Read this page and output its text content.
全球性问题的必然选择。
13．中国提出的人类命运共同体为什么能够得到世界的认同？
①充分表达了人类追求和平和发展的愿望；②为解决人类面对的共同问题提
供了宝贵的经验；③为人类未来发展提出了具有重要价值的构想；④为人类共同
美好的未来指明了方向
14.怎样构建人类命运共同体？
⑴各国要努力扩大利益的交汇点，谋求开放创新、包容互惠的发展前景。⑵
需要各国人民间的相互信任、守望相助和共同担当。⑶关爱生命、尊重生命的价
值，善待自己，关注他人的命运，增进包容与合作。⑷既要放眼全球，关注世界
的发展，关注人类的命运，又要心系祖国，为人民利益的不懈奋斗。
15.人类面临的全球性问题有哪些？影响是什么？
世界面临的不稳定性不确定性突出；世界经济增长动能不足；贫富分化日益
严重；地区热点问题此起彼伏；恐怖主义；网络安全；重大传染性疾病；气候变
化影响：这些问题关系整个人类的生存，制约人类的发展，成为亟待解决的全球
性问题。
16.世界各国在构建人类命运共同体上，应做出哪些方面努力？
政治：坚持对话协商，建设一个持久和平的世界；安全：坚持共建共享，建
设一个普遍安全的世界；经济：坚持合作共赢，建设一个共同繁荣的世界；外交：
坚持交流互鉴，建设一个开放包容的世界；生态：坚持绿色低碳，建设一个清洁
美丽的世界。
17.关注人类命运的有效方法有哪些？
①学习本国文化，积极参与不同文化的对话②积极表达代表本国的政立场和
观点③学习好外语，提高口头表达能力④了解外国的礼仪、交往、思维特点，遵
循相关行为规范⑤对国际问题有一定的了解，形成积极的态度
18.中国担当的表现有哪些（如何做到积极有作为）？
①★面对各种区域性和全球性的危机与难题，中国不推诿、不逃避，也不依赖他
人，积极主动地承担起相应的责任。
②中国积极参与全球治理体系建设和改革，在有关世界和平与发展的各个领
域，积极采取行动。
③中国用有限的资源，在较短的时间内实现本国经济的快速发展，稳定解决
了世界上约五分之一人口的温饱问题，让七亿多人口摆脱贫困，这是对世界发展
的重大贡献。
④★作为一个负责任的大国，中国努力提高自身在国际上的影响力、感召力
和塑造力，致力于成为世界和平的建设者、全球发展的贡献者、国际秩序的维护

_Written request_: Reproduce every line of the material above exactly.

_Written solution_:
Read this page and output its text content.
全球性问题的必然选择。
13．中国提出的人类命运共同体为什么能够得到世界的认同？
①充分表达了人类追求和平和发展的愿望；②为解决人类面对的共同问题提
供了宝贵的经验；③为人类未来发展提出了具有重要价值的构想；④为人类共同
美好的未来指明了方向
14.怎样构建人类命运共同体？
⑴各国要努力扩大利益的交汇点，谋求开放创新、包容互惠的发展前景。⑵
需要各国人民间的相互信任、守望相助和共同担当。⑶关爱生命、尊重生命的价
值，善待自己，关注他人的命运，增进包容与合作。⑷既要放眼全球，关注世界
的发展，关注人类的命运，又要心系祖国，为人民利益的不懈奋斗。
15.人类面临的全球性问题有哪些？影响是什么？
世界面临的不稳定性不确定性突出；世界经济增长动能不足；贫富分化日益
严重；地区热点问题此起彼伏；恐怖主义；网络安全；重大传染性疾病；气候变
化影响：这些问题关系整个人类的生存，制约人类的发展，成为亟待解决的全球
性问题。
16.世界各国在构建人类命运共同体上，应做出哪些方面努力？
政治：坚持对话协商，建设一个持久和平的世界；安全：坚持共建共享，建
设一个普遍安全的世界；经济：坚持合作共赢，建设一个共同繁荣的世界；外交：
坚持交流互鉴，建设一个开放包容的世界；生态：坚持绿色低碳，建设一个清洁
美丽的世界。
17.关注人类命运的有效方法有哪些？
①学习本国文化，积极参与不同文化的对话②积极表达代表本国的政立场和
观点③学习好外语，提高口头表达能力④了解外国的礼仪、交往、思维特点，遵
循相关行为规范⑤对国际问题有一定的了解，形成积极的态度
18.中国担当的表现有哪些（如何做到积极有作为）？
①★面对各种区域性和全球性的危机与难题，中国不推诿、不逃避，也不依赖他
人，积极主动地承担起相应的责任。
②中国积极参与全球治理体系建设和改革，在有关世界和平与发展的各个领
域，积极采取行动。
③中国用有限的资源，在较短的时间内实现本国经济的快速发展，稳定解决
了世界上约五分之一人口的温饱问题，让七亿多人口摆脱贫困，这是对世界发展
的重大贡献。
④★作为一个负责任的大国，中国努力提高自身在国际上的影响力、感召力
和塑造力，致力于成为世界和平的建设者、全球发展的贡献者、国际秩序的维护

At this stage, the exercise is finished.